# What is asked:
Repeat the data that follows, word for word, without the images.

# Input for this task:
** BEGIN **
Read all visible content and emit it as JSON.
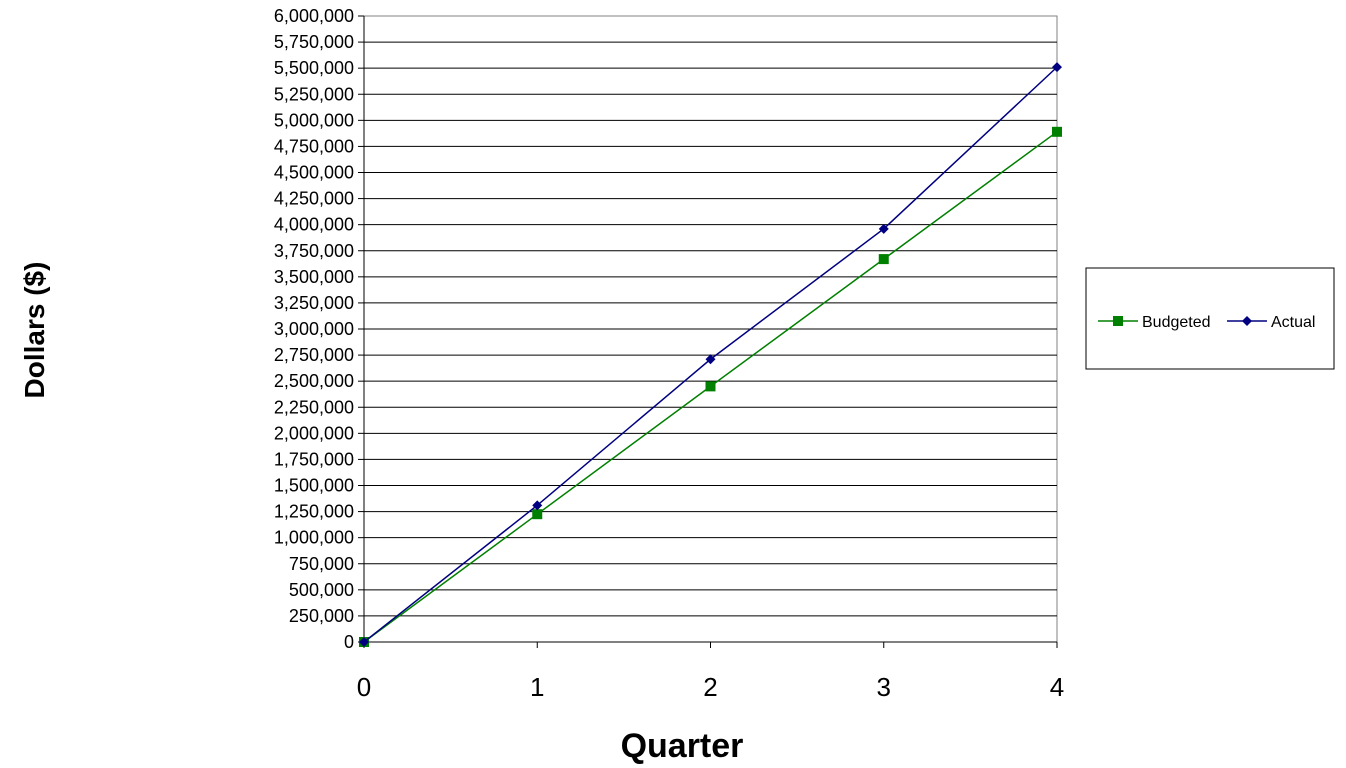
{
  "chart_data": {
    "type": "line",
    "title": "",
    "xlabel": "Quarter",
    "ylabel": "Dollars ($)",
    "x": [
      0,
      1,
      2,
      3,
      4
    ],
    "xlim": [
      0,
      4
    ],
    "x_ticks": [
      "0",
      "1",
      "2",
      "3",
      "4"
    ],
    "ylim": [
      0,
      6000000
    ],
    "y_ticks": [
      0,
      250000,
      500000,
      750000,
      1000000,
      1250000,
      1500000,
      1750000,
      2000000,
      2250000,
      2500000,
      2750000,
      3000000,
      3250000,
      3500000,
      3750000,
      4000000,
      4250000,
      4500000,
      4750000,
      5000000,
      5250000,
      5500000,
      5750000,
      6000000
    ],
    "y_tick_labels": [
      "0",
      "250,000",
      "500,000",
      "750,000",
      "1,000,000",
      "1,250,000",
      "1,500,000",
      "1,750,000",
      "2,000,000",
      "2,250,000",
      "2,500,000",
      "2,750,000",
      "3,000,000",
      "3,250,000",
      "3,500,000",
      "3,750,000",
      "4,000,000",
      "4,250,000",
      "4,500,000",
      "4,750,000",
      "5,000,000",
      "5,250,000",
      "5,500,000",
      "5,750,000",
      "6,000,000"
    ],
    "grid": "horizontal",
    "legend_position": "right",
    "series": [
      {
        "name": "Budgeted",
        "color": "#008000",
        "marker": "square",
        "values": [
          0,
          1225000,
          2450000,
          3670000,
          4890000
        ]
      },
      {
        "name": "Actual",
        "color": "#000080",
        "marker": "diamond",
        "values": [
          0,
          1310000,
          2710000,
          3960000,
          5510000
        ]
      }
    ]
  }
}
** END **
# The reply:
Read all visible content and emit it as JSON.
{
  "chart_data": {
    "type": "line",
    "title": "",
    "xlabel": "Quarter",
    "ylabel": "Dollars ($)",
    "x": [
      0,
      1,
      2,
      3,
      4
    ],
    "xlim": [
      0,
      4
    ],
    "x_ticks": [
      "0",
      "1",
      "2",
      "3",
      "4"
    ],
    "ylim": [
      0,
      6000000
    ],
    "y_ticks": [
      0,
      250000,
      500000,
      750000,
      1000000,
      1250000,
      1500000,
      1750000,
      2000000,
      2250000,
      2500000,
      2750000,
      3000000,
      3250000,
      3500000,
      3750000,
      4000000,
      4250000,
      4500000,
      4750000,
      5000000,
      5250000,
      5500000,
      5750000,
      6000000
    ],
    "y_tick_labels": [
      "0",
      "250,000",
      "500,000",
      "750,000",
      "1,000,000",
      "1,250,000",
      "1,500,000",
      "1,750,000",
      "2,000,000",
      "2,250,000",
      "2,500,000",
      "2,750,000",
      "3,000,000",
      "3,250,000",
      "3,500,000",
      "3,750,000",
      "4,000,000",
      "4,250,000",
      "4,500,000",
      "4,750,000",
      "5,000,000",
      "5,250,000",
      "5,500,000",
      "5,750,000",
      "6,000,000"
    ],
    "grid": "horizontal",
    "legend_position": "right",
    "series": [
      {
        "name": "Budgeted",
        "color": "#008000",
        "marker": "square",
        "values": [
          0,
          1225000,
          2450000,
          3670000,
          4890000
        ]
      },
      {
        "name": "Actual",
        "color": "#000080",
        "marker": "diamond",
        "values": [
          0,
          1310000,
          2710000,
          3960000,
          5510000
        ]
      }
    ]
  }
}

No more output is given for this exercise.